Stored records
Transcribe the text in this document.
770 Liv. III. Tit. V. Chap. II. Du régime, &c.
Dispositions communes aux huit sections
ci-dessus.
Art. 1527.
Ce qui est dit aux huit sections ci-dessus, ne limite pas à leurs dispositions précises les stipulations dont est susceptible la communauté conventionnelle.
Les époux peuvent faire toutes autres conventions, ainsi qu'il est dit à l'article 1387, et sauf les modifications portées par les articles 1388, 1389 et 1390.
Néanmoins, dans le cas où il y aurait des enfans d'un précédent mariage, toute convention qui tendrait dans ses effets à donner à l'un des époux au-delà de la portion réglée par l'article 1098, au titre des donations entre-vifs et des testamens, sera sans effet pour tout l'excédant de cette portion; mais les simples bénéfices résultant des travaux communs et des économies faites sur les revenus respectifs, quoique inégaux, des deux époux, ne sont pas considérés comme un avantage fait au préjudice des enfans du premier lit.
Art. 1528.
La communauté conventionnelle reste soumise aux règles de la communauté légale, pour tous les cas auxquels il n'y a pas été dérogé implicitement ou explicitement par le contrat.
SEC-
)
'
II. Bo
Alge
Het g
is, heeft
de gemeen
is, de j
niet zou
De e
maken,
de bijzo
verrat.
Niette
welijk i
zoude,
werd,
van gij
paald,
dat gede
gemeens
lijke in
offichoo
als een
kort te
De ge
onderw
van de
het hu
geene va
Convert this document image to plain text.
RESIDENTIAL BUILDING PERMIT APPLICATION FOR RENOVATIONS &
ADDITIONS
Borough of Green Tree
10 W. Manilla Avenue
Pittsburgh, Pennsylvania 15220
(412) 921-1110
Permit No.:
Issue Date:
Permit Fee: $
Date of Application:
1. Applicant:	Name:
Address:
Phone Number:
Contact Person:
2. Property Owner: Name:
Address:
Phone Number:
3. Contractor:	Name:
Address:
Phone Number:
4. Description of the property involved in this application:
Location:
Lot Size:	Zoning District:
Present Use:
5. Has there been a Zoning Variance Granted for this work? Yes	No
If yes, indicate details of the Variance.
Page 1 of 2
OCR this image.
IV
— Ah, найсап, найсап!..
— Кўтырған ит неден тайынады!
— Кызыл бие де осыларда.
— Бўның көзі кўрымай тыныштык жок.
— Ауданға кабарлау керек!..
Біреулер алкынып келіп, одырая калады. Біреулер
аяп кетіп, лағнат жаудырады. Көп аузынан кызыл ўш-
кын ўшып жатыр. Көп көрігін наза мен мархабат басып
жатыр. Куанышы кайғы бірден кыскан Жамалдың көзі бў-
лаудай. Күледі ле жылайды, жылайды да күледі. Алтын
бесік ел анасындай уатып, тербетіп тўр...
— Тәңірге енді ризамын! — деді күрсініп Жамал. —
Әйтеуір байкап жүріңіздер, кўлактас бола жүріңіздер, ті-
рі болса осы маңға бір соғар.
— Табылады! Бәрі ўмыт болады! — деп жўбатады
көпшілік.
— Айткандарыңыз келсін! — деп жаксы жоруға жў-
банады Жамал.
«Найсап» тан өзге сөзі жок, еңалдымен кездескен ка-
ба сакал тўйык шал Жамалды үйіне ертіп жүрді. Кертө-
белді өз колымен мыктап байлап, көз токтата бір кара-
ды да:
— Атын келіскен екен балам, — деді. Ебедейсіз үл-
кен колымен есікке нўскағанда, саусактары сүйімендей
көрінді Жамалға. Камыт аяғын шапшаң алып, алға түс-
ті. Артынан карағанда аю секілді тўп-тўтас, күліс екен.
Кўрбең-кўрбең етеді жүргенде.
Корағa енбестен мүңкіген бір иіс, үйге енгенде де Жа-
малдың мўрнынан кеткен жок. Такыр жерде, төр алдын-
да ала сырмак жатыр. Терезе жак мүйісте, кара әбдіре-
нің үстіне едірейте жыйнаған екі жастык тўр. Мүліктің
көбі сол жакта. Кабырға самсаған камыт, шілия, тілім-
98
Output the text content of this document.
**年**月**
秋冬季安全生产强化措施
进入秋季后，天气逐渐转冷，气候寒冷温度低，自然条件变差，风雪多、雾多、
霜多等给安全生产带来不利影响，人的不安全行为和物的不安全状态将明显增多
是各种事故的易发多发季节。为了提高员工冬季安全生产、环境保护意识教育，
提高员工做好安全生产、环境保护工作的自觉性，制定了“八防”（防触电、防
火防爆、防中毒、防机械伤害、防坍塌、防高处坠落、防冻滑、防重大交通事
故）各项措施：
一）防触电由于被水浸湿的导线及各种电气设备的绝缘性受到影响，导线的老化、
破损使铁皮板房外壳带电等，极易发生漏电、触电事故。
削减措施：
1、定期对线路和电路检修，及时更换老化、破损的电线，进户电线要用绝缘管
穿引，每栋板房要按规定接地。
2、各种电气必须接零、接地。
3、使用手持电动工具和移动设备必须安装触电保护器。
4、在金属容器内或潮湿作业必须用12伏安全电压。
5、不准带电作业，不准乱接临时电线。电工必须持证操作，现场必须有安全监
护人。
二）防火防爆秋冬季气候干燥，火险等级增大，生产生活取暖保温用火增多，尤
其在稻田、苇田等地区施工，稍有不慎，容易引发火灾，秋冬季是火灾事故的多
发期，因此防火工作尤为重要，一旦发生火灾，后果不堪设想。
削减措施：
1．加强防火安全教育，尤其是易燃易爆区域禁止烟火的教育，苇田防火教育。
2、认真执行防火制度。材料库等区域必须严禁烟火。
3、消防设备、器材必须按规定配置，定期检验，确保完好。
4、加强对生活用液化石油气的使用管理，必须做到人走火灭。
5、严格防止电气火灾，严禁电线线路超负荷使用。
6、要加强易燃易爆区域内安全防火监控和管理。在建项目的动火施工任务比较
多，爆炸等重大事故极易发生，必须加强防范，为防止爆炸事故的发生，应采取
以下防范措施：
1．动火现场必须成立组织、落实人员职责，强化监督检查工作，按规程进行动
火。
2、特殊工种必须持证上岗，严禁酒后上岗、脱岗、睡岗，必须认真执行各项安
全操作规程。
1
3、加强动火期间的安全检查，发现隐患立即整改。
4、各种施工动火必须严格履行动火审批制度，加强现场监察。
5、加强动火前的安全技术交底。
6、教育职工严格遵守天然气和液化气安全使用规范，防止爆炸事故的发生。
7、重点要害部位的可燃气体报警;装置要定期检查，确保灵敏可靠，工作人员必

- [Required work] Transcribe all of the material exactly. Omit nothing.

- [Answer to the problem]
Transcribe the text in this document.
770 Liv. III. Tit. V. Chap. II. Du régime, &c.
Dispositions communes aux huit sections
ci-dessus.
Art. 1527.
Ce qui est dit aux huit sections ci-dessus, ne limite pas à leurs dispositions précises les stipulations dont est susceptible la communauté conventionnelle.
Les époux peuvent faire toutes autres conventions, ainsi qu'il est dit à l'article 1387, et sauf les modifications portées par les articles 1388, 1389 et 1390.
Néanmoins, dans le cas où il y aurait des enfans d'un précédent mariage, toute convention qui tendrait dans ses effets à donner à l'un des époux au-delà de la portion réglée par l'article 1098, au titre des donations entre-vifs et des testamens, sera sans effet pour tout l'excédant de cette portion; mais les simples bénéfices résultant des travaux communs et des économies faites sur les revenus respectifs, quoique inégaux, des deux époux, ne sont pas considérés comme un avantage fait au préjudice des enfans du premier lit.
Art. 1528.
La communauté conventionnelle reste soumise aux règles de la communauté légale, pour tous les cas auxquels il n'y a pas été dérogé implicitement ou explicitement par le contrat.
SEC-
)
'
II. Bo
Alge
Het g
is, heeft
de gemeen
is, de j
niet zou
De e
maken,
de bijzo
verrat.
Niette
welijk i
zoude,
werd,
van gij
paald,
dat gede
gemeens
lijke in
offichoo
als een
kort te
De ge
onderw
van de
het hu
geene va
Convert this document image to plain text.
RESIDENTIAL BUILDING PERMIT APPLICATION FOR RENOVATIONS &
ADDITIONS
Borough of Green Tree
10 W. Manilla Avenue
Pittsburgh, Pennsylvania 15220
(412) 921-1110
Permit No.:
Issue Date:
Permit Fee: $
Date of Application:
1. Applicant:	Name:
Address:
Phone Number:
Contact Person:
2. Property Owner: Name:
Address:
Phone Number:
3. Contractor:	Name:
Address:
Phone Number:
4. Description of the property involved in this application:
Location:
Lot Size:	Zoning District:
Present Use:
5. Has there been a Zoning Variance Granted for this work? Yes	No
If yes, indicate details of the Variance.
Page 1 of 2
OCR this image.
IV
— Ah, найсап, найсап!..
— Кўтырған ит неден тайынады!
— Кызыл бие де осыларда.
— Бўның көзі кўрымай тыныштык жок.
— Ауданға кабарлау керек!..
Біреулер алкынып келіп, одырая калады. Біреулер
аяп кетіп, лағнат жаудырады. Көп аузынан кызыл ўш-
кын ўшып жатыр. Көп көрігін наза мен мархабат басып
жатыр. Куанышы кайғы бірден кыскан Жамалдың көзі бў-
лаудай. Күледі ле жылайды, жылайды да күледі. Алтын
бесік ел анасындай уатып, тербетіп тўр...
— Тәңірге енді ризамын! — деді күрсініп Жамал. —
Әйтеуір байкап жүріңіздер, кўлактас бола жүріңіздер, ті-
рі болса осы маңға бір соғар.
— Табылады! Бәрі ўмыт болады! — деп жўбатады
көпшілік.
— Айткандарыңыз келсін! — деп жаксы жоруға жў-
банады Жамал.
«Найсап» тан өзге сөзі жок, еңалдымен кездескен ка-
ба сакал тўйык шал Жамалды үйіне ертіп жүрді. Кертө-
белді өз колымен мыктап байлап, көз токтата бір кара-
ды да:
— Атын келіскен екен балам, — деді. Ебедейсіз үл-
кен колымен есікке нўскағанда, саусактары сүйімендей
көрінді Жамалға. Камыт аяғын шапшаң алып, алға түс-
ті. Артынан карағанда аю секілді тўп-тўтас, күліс екен.
Кўрбең-кўрбең етеді жүргенде.
Корағa енбестен мүңкіген бір иіс, үйге енгенде де Жа-
малдың мўрнынан кеткен жок. Такыр жерде, төр алдын-
да ала сырмак жатыр. Терезе жак мүйісте, кара әбдіре-
нің үстіне едірейте жыйнаған екі жастык тўр. Мүліктің
көбі сол жакта. Кабырға самсаған камыт, шілия, тілім-
98
Output the text content of this document.
**年**月**
秋冬季安全生产强化措施
进入秋季后，天气逐渐转冷，气候寒冷温度低，自然条件变差，风雪多、雾多、
霜多等给安全生产带来不利影响，人的不安全行为和物的不安全状态将明显增多
是各种事故的易发多发季节。为了提高员工冬季安全生产、环境保护意识教育，
提高员工做好安全生产、环境保护工作的自觉性，制定了“八防”（防触电、防
火防爆、防中毒、防机械伤害、防坍塌、防高处坠落、防冻滑、防重大交通事
故）各项措施：
一）防触电由于被水浸湿的导线及各种电气设备的绝缘性受到影响，导线的老化、
破损使铁皮板房外壳带电等，极易发生漏电、触电事故。
削减措施：
1、定期对线路和电路检修，及时更换老化、破损的电线，进户电线要用绝缘管
穿引，每栋板房要按规定接地。
2、各种电气必须接零、接地。
3、使用手持电动工具和移动设备必须安装触电保护器。
4、在金属容器内或潮湿作业必须用12伏安全电压。
5、不准带电作业，不准乱接临时电线。电工必须持证操作，现场必须有安全监
护人。
二）防火防爆秋冬季气候干燥，火险等级增大，生产生活取暖保温用火增多，尤
其在稻田、苇田等地区施工，稍有不慎，容易引发火灾，秋冬季是火灾事故的多
发期，因此防火工作尤为重要，一旦发生火灾，后果不堪设想。
削减措施：
1．加强防火安全教育，尤其是易燃易爆区域禁止烟火的教育，苇田防火教育。
2、认真执行防火制度。材料库等区域必须严禁烟火。
3、消防设备、器材必须按规定配置，定期检验，确保完好。
4、加强对生活用液化石油气的使用管理，必须做到人走火灭。
5、严格防止电气火灾，严禁电线线路超负荷使用。
6、要加强易燃易爆区域内安全防火监控和管理。在建项目的动火施工任务比较
多，爆炸等重大事故极易发生，必须加强防范，为防止爆炸事故的发生，应采取
以下防范措施：
1．动火现场必须成立组织、落实人员职责，强化监督检查工作，按规程进行动
火。
2、特殊工种必须持证上岗，严禁酒后上岗、脱岗、睡岗，必须认真执行各项安
全操作规程。
1
3、加强动火期间的安全检查，发现隐患立即整改。
4、各种施工动火必须严格履行动火审批制度，加强现场监察。
5、加强动火前的安全技术交底。
6、教育职工严格遵守天然气和液化气安全使用规范，防止爆炸事故的发生。
7、重点要害部位的可燃气体报警;装置要定期检查，确保灵敏可靠，工作人员必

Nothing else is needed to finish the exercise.